## GOAL
Single out the lines of the material that contain "this" and copy them.
###
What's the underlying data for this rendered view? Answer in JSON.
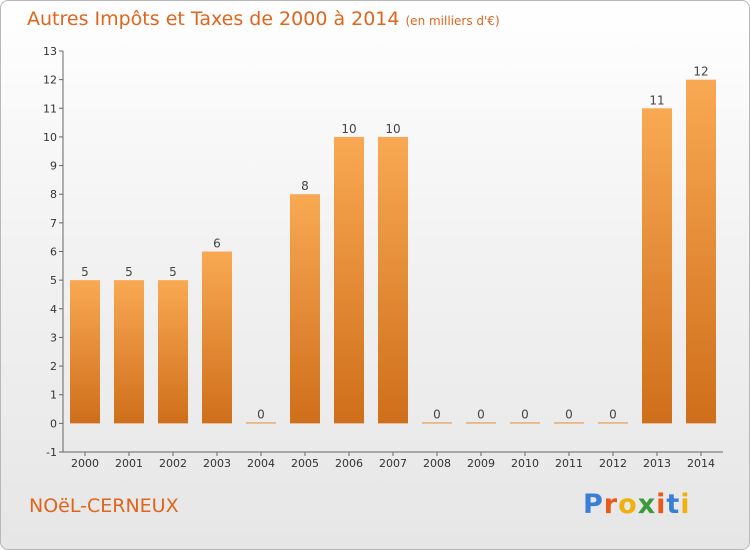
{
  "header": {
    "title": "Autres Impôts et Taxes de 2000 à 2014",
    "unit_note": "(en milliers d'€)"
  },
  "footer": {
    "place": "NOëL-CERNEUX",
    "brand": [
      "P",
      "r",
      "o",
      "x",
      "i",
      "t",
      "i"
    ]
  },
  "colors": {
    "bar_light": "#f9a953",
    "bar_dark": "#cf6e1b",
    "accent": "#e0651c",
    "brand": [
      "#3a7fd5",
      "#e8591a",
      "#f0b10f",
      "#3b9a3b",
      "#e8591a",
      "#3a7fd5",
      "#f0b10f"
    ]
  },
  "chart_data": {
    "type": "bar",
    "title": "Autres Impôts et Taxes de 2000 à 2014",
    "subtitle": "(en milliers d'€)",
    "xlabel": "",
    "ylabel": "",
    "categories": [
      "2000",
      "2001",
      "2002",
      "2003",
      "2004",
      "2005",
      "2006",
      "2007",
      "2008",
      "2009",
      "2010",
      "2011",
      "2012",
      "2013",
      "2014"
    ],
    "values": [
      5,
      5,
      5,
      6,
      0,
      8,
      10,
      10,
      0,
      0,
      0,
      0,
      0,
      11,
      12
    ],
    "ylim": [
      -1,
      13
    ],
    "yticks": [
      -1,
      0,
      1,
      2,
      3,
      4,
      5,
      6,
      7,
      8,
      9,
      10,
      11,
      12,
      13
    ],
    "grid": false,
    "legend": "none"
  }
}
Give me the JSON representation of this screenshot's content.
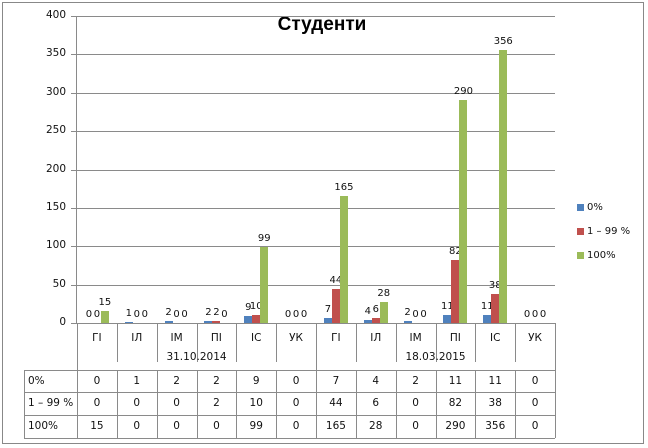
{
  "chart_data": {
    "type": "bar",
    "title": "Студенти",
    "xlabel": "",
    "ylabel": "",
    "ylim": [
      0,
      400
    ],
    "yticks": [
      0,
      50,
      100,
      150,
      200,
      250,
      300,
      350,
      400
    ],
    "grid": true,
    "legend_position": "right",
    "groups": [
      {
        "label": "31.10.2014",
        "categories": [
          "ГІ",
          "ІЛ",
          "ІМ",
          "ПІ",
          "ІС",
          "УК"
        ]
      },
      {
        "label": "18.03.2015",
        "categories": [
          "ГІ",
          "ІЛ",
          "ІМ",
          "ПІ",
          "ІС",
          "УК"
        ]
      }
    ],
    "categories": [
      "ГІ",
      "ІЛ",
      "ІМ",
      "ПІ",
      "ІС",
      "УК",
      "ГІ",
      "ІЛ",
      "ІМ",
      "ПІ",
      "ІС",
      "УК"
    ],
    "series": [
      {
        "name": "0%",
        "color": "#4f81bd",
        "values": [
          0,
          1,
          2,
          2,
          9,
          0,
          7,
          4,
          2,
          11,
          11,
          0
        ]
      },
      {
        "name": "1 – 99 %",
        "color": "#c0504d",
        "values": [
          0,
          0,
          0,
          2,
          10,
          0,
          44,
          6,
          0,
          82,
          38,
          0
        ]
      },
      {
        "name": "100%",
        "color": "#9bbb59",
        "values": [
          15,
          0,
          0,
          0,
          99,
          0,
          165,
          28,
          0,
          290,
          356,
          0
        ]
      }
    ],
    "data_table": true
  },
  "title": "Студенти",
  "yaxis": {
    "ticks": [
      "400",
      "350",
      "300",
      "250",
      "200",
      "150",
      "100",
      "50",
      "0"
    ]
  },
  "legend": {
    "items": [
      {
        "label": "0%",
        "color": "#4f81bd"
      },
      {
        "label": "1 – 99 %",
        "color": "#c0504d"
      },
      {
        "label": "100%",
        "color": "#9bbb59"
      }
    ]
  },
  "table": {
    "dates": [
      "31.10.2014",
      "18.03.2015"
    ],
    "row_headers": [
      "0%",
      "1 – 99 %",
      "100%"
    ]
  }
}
###
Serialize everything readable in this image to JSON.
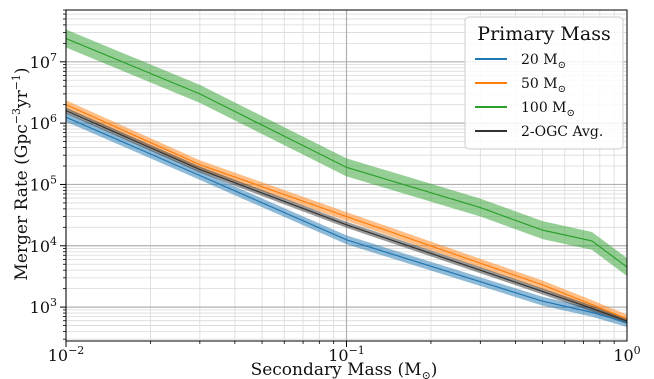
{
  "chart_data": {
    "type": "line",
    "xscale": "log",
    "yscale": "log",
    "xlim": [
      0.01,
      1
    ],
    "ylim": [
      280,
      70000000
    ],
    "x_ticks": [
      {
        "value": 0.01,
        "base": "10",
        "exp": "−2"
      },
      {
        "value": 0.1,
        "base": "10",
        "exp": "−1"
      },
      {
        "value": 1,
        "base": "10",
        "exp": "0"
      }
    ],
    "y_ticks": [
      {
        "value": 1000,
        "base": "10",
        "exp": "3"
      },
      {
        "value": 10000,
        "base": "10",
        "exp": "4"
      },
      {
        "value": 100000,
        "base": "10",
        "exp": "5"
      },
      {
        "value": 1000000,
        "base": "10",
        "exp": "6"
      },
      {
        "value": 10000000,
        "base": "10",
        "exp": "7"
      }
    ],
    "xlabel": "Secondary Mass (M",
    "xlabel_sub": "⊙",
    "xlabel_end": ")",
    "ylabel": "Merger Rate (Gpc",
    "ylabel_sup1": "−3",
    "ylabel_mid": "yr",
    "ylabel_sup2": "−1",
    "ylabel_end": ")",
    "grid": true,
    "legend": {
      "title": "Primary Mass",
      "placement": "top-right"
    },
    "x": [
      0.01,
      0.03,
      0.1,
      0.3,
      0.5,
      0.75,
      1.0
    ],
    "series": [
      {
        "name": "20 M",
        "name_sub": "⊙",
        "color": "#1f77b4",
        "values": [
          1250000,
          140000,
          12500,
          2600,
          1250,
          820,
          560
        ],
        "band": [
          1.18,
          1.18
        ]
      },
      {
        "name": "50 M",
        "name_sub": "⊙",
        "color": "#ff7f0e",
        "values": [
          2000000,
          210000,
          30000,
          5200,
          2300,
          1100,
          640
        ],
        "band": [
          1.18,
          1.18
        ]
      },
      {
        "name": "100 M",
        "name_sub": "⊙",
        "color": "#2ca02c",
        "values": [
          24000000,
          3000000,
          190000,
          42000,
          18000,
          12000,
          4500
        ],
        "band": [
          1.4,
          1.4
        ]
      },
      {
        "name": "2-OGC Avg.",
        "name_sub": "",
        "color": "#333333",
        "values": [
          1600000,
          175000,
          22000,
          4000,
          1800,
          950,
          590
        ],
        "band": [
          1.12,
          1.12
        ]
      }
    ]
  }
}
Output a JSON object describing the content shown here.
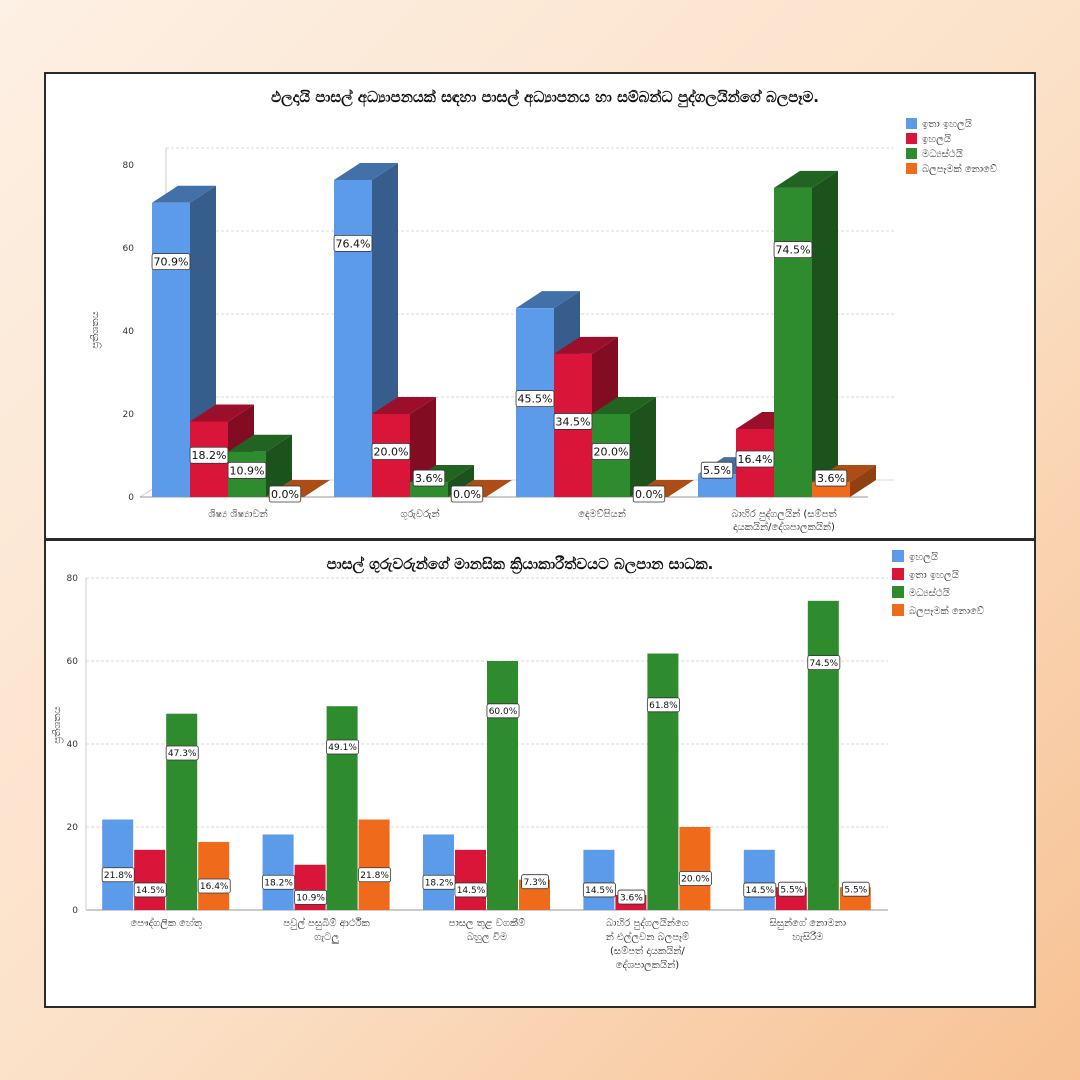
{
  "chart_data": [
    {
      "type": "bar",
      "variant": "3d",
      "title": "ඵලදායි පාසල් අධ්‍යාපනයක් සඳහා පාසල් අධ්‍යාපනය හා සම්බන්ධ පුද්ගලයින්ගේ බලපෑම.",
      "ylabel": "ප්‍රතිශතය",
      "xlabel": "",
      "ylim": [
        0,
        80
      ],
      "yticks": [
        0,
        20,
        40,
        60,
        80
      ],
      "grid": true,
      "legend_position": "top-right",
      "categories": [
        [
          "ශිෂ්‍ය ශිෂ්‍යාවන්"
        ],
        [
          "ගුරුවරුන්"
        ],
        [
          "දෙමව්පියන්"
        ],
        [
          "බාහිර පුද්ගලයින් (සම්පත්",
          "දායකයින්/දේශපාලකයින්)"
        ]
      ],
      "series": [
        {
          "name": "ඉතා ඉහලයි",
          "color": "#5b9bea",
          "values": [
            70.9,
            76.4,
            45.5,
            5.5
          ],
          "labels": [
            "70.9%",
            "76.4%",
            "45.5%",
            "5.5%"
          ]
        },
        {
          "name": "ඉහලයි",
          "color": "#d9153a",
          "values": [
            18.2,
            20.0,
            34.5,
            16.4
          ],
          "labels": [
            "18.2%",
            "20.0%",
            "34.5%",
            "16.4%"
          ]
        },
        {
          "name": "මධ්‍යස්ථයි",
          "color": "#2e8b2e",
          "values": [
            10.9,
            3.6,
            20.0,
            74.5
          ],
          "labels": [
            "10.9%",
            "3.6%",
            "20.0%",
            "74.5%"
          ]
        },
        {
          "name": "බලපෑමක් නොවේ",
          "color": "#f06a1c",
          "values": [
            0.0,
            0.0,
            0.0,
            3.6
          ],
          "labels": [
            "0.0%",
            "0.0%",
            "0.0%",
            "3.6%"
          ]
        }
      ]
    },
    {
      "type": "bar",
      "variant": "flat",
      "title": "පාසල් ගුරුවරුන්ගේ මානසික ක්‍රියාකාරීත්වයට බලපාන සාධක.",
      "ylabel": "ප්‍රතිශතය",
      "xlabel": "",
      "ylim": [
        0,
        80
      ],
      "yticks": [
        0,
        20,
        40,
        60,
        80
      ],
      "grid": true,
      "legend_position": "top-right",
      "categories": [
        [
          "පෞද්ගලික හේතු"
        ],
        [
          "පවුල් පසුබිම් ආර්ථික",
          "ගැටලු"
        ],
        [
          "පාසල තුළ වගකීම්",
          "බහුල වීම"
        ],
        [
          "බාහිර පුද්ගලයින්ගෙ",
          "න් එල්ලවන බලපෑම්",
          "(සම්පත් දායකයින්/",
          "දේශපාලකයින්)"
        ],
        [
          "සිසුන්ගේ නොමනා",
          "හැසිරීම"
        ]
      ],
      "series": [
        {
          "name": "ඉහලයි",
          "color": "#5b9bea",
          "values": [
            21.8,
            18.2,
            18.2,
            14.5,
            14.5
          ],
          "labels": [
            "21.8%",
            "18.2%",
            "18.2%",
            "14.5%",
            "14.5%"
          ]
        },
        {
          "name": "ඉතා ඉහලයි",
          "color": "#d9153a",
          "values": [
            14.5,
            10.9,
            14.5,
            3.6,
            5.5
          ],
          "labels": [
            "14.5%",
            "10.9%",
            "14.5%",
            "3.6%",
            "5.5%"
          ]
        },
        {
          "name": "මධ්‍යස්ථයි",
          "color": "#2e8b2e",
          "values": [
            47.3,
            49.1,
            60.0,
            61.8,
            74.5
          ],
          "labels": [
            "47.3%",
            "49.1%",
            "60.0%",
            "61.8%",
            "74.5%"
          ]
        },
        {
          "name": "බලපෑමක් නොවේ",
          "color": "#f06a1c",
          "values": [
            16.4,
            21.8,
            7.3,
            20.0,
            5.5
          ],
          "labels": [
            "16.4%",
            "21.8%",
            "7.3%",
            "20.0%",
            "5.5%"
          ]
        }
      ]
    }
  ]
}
###
## RESULT
What's the underlying data for this rendered view? Answer in JSON.
Give me the JSON representation of this screenshot's content.
Serialize everything readable in this image to JSON.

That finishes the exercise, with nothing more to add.